- Requirement
Check each line below for the word "America", and copy those that have it.
* BEGIN Data *
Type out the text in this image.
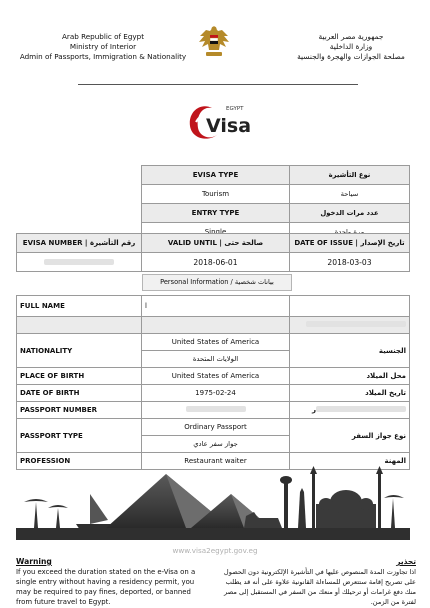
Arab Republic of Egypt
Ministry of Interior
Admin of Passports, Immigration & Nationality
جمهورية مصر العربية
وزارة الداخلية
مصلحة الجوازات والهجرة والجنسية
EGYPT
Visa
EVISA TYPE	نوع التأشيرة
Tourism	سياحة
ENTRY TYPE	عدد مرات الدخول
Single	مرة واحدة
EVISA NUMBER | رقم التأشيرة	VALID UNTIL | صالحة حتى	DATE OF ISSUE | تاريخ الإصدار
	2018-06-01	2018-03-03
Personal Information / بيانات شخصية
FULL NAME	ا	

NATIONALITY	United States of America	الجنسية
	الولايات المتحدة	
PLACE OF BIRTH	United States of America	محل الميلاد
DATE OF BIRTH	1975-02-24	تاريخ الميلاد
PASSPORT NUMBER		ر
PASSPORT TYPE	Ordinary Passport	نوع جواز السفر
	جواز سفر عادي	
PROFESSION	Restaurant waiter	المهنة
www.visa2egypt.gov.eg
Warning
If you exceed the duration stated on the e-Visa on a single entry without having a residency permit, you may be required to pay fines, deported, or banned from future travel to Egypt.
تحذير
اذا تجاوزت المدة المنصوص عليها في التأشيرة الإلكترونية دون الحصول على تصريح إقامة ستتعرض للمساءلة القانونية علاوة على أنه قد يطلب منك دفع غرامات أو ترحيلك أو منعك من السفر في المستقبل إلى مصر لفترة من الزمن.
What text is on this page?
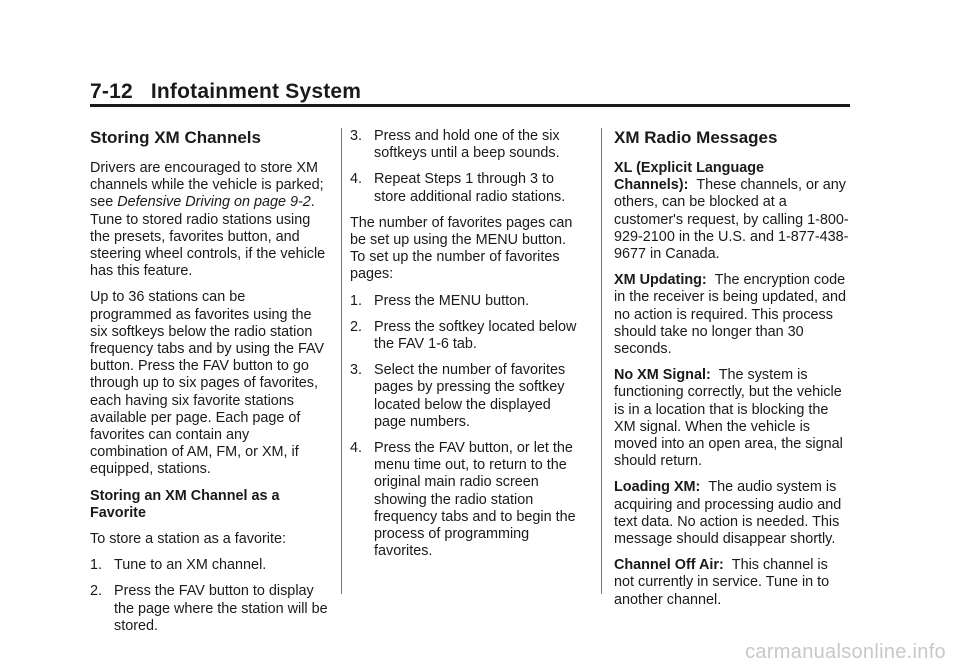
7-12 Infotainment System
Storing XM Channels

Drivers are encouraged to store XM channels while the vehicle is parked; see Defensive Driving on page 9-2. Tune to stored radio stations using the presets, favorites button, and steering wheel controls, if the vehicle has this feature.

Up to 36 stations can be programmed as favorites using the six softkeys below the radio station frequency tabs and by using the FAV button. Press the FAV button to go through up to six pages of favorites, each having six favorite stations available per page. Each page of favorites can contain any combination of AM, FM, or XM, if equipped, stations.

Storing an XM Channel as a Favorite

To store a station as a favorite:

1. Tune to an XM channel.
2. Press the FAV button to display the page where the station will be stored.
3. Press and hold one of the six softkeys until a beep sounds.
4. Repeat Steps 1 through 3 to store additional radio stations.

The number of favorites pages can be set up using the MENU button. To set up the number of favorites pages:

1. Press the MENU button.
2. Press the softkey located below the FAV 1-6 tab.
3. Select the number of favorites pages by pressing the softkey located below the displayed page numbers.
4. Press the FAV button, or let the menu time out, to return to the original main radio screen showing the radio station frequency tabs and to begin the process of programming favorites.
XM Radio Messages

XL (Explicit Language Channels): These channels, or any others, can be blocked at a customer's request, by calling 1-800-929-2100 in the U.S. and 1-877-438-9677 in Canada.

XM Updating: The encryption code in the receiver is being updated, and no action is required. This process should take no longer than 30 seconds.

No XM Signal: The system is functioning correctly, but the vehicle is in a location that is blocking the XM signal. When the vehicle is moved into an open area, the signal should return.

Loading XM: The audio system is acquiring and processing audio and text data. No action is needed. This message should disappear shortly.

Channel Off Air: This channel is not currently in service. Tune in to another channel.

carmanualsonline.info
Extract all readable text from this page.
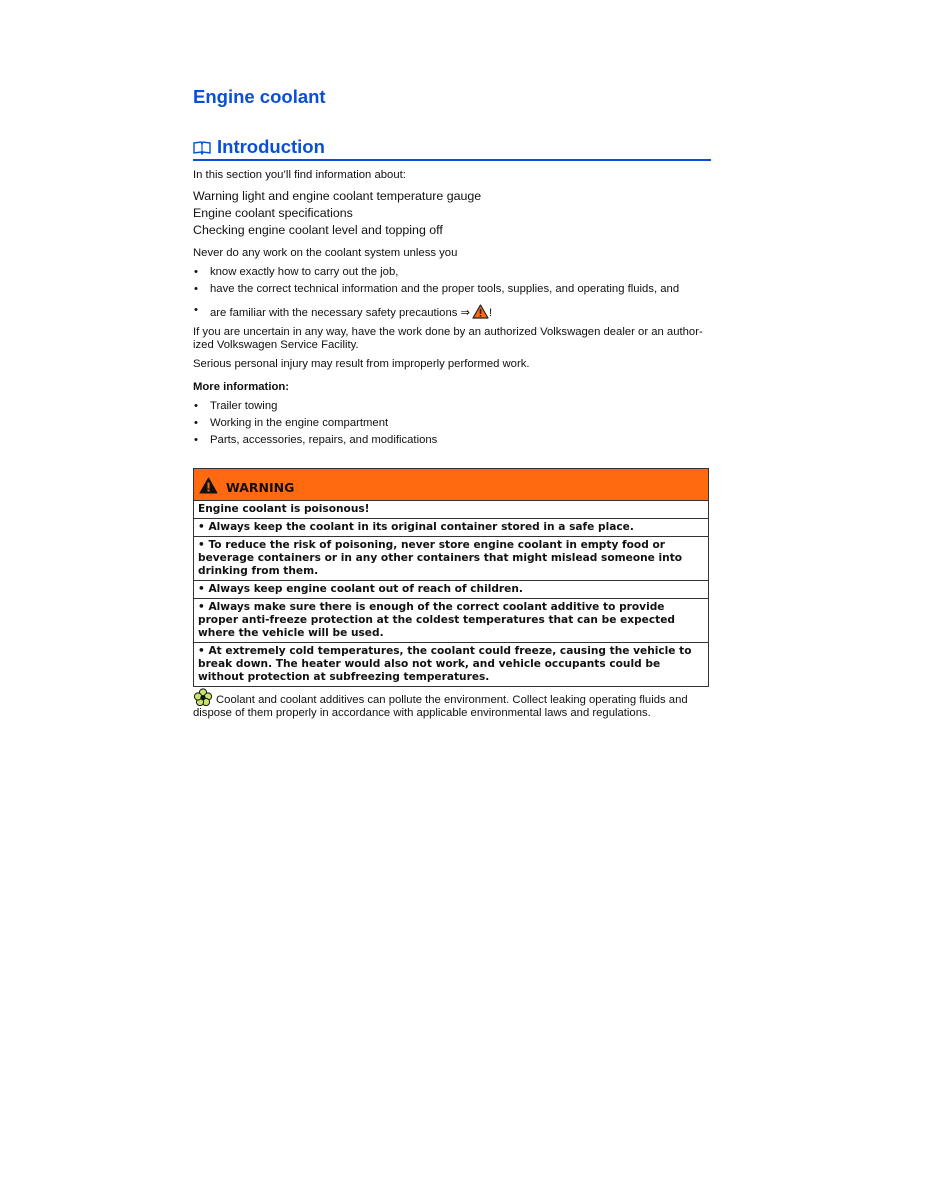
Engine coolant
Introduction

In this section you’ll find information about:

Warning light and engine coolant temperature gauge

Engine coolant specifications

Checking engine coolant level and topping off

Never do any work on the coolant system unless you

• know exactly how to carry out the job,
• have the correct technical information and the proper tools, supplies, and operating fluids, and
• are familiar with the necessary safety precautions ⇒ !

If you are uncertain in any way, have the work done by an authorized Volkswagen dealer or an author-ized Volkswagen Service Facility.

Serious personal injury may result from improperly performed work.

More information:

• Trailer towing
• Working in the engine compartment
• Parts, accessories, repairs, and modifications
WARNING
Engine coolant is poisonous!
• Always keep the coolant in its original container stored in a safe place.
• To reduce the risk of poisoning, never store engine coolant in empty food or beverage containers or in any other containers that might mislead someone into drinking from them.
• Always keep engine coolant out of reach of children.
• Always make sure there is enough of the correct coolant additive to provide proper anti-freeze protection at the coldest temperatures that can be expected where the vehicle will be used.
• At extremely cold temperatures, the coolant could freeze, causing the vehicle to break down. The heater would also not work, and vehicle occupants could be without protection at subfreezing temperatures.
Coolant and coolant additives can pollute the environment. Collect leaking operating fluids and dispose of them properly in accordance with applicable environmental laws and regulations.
* END Data *
* BEGIN Data *
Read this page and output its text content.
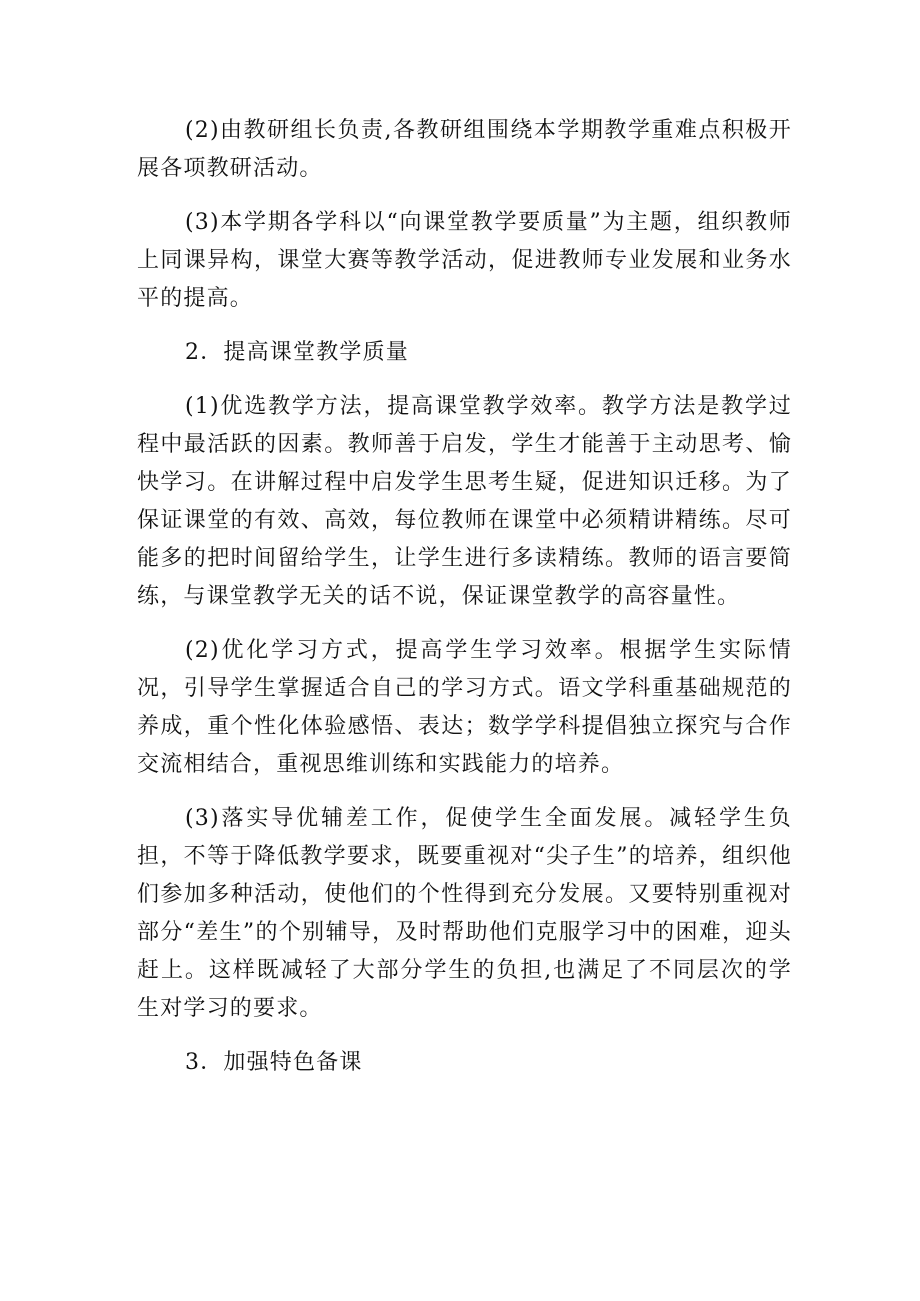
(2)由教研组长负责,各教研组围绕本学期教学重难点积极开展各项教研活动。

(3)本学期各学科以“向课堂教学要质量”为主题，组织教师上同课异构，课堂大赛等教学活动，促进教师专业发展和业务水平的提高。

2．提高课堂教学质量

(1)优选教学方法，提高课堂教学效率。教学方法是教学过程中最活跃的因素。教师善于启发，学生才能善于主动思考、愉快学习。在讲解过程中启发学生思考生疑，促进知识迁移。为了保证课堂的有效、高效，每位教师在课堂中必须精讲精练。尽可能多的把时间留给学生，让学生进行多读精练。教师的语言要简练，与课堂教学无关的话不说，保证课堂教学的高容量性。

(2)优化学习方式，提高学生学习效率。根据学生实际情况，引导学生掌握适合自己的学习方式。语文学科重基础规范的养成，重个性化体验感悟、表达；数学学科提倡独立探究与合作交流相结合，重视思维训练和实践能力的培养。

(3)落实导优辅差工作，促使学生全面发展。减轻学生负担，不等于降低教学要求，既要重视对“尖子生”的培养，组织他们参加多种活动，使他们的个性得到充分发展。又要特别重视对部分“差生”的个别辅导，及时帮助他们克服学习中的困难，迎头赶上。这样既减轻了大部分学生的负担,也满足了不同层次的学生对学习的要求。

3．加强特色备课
* END Data *
- Task result
NATIONALITY	United States of America	الجنسية
PLACE OF BIRTH	United States of America	محل الميلاد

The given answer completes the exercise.